DIRECTIONS FOR THIS TASK: Reproduce these rows verbatim, line for line.

GIVEN DATA:
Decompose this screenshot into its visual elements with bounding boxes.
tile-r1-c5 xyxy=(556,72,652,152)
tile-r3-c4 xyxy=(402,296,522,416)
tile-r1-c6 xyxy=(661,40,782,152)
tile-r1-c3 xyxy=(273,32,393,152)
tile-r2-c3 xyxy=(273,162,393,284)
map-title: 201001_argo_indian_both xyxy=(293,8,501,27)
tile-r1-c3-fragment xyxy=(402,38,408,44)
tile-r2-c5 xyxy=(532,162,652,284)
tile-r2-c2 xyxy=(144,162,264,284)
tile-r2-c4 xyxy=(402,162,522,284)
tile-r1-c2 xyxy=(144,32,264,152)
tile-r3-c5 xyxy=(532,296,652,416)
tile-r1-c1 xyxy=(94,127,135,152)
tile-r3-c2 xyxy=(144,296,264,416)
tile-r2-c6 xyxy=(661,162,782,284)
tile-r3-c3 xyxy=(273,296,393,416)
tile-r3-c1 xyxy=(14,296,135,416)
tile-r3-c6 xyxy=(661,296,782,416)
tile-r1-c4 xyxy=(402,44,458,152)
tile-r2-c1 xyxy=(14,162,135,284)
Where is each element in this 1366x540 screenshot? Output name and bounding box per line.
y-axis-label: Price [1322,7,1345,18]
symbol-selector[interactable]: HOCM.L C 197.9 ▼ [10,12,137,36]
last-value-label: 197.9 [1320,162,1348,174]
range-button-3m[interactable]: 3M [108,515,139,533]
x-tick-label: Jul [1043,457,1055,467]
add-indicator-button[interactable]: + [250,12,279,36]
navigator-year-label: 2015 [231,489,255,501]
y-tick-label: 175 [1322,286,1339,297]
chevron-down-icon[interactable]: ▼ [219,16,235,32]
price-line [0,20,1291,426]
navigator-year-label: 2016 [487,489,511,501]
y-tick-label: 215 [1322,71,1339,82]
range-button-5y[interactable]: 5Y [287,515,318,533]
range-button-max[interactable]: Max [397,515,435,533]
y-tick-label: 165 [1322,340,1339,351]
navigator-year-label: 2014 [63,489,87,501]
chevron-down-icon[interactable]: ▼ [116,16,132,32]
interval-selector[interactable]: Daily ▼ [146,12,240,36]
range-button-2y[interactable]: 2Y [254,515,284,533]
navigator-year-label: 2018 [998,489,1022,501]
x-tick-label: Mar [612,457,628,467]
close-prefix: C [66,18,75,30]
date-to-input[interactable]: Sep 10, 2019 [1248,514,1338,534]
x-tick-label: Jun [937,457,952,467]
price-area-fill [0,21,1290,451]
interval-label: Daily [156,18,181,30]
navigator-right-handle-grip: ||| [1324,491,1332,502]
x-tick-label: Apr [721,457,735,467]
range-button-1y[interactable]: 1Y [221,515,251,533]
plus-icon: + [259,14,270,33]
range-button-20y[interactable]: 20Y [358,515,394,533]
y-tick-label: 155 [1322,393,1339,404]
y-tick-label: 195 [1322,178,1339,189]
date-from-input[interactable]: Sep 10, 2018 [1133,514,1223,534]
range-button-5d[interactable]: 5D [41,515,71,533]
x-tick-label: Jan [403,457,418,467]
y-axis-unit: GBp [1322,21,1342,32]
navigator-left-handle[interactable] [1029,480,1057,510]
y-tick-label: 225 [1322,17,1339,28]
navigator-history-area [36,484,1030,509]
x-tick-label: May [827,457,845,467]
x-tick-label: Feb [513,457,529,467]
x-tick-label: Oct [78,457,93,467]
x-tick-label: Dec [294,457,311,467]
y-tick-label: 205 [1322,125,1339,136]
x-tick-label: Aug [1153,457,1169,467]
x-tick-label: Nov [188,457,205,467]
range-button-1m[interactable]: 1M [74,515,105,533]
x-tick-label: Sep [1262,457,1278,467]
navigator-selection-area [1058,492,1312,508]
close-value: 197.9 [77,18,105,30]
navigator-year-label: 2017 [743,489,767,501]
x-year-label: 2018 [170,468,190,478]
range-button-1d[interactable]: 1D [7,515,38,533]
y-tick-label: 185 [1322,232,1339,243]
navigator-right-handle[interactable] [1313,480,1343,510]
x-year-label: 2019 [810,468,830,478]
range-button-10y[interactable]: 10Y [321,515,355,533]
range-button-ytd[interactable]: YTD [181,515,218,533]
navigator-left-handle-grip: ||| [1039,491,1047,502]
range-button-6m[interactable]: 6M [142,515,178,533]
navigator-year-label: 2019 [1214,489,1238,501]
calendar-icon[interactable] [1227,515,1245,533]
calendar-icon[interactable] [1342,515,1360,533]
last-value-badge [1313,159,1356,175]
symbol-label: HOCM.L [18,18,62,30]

WRITTEN SOLUTION:
Decompose this screenshot into its visual elements with bounding boxes.
tile-r1-c5 xyxy=(556,72,652,152)
tile-r3-c4 xyxy=(402,296,522,416)
tile-r1-c6 xyxy=(661,40,782,152)
tile-r1-c3 xyxy=(273,32,393,152)
tile-r2-c3 xyxy=(273,162,393,284)
map-title: 201001_argo_indian_both xyxy=(293,8,501,27)
tile-r1-c3-fragment xyxy=(402,38,408,44)
tile-r2-c5 xyxy=(532,162,652,284)
tile-r2-c2 xyxy=(144,162,264,284)
tile-r2-c4 xyxy=(402,162,522,284)
tile-r1-c2 xyxy=(144,32,264,152)
tile-r3-c5 xyxy=(532,296,652,416)
tile-r1-c1 xyxy=(94,127,135,152)
tile-r3-c2 xyxy=(144,296,264,416)
tile-r2-c6 xyxy=(661,162,782,284)
tile-r3-c3 xyxy=(273,296,393,416)
tile-r3-c1 xyxy=(14,296,135,416)
tile-r3-c6 xyxy=(661,296,782,416)
tile-r1-c4 xyxy=(402,44,458,152)
tile-r2-c1 xyxy=(14,162,135,284)
Where is each element in this 1366x540 screenshot? Output name and bounding box per line.
y-axis-label: Price [1322,7,1345,18]
symbol-selector[interactable]: HOCM.L C 197.9 ▼ [10,12,137,36]
last-value-label: 197.9 [1320,162,1348,174]
range-button-3m[interactable]: 3M [108,515,139,533]
x-tick-label: Jul [1043,457,1055,467]
add-indicator-button[interactable]: + [250,12,279,36]
navigator-year-label: 2015 [231,489,255,501]
y-tick-label: 175 [1322,286,1339,297]
chevron-down-icon[interactable]: ▼ [219,16,235,32]
price-line [0,20,1291,426]
navigator-year-label: 2016 [487,489,511,501]
y-tick-label: 215 [1322,71,1339,82]
range-button-5y[interactable]: 5Y [287,515,318,533]
range-button-max[interactable]: Max [397,515,435,533]
y-tick-label: 165 [1322,340,1339,351]
navigator-year-label: 2014 [63,489,87,501]
chevron-down-icon[interactable]: ▼ [116,16,132,32]
interval-selector[interactable]: Daily ▼ [146,12,240,36]
range-button-2y[interactable]: 2Y [254,515,284,533]
navigator-year-label: 2018 [998,489,1022,501]
x-tick-label: Mar [612,457,628,467]
close-prefix: C [66,18,75,30]
date-to-input[interactable]: Sep 10, 2019 [1248,514,1338,534]
x-tick-label: Jun [937,457,952,467]
price-area-fill [0,21,1290,451]
interval-label: Daily [156,18,181,30]
navigator-right-handle-grip: ||| [1324,491,1332,502]
x-tick-label: Apr [721,457,735,467]
range-button-1y[interactable]: 1Y [221,515,251,533]
plus-icon: + [259,14,270,33]
range-button-20y[interactable]: 20Y [358,515,394,533]
y-tick-label: 155 [1322,393,1339,404]
y-tick-label: 195 [1322,178,1339,189]
date-from-input[interactable]: Sep 10, 2018 [1133,514,1223,534]
range-button-5d[interactable]: 5D [41,515,71,533]
x-tick-label: Jan [403,457,418,467]
y-axis-unit: GBp [1322,21,1342,32]
navigator-left-handle[interactable] [1029,480,1057,510]
y-tick-label: 225 [1322,17,1339,28]
navigator-history-area [36,484,1030,509]
x-tick-label: May [827,457,845,467]
x-tick-label: Feb [513,457,529,467]
x-tick-label: Oct [78,457,93,467]
x-tick-label: Dec [294,457,311,467]
y-tick-label: 205 [1322,125,1339,136]
x-tick-label: Aug [1153,457,1169,467]
x-tick-label: Nov [188,457,205,467]
range-button-1m[interactable]: 1M [74,515,105,533]
x-tick-label: Sep [1262,457,1278,467]
navigator-selection-area [1058,492,1312,508]
close-value: 197.9 [77,18,105,30]
navigator-year-label: 2017 [743,489,767,501]
x-year-label: 2018 [170,468,190,478]
range-button-1d[interactable]: 1D [7,515,38,533]
y-tick-label: 185 [1322,232,1339,243]
navigator-right-handle[interactable] [1313,480,1343,510]
x-year-label: 2019 [810,468,830,478]
range-button-10y[interactable]: 10Y [321,515,355,533]
range-button-ytd[interactable]: YTD [181,515,218,533]
navigator-left-handle-grip: ||| [1039,491,1047,502]
range-button-6m[interactable]: 6M [142,515,178,533]
navigator-year-label: 2019 [1214,489,1238,501]
calendar-icon[interactable] [1227,515,1245,533]
calendar-icon[interactable] [1342,515,1360,533]
last-value-badge [1313,159,1356,175]
symbol-label: HOCM.L [18,18,62,30]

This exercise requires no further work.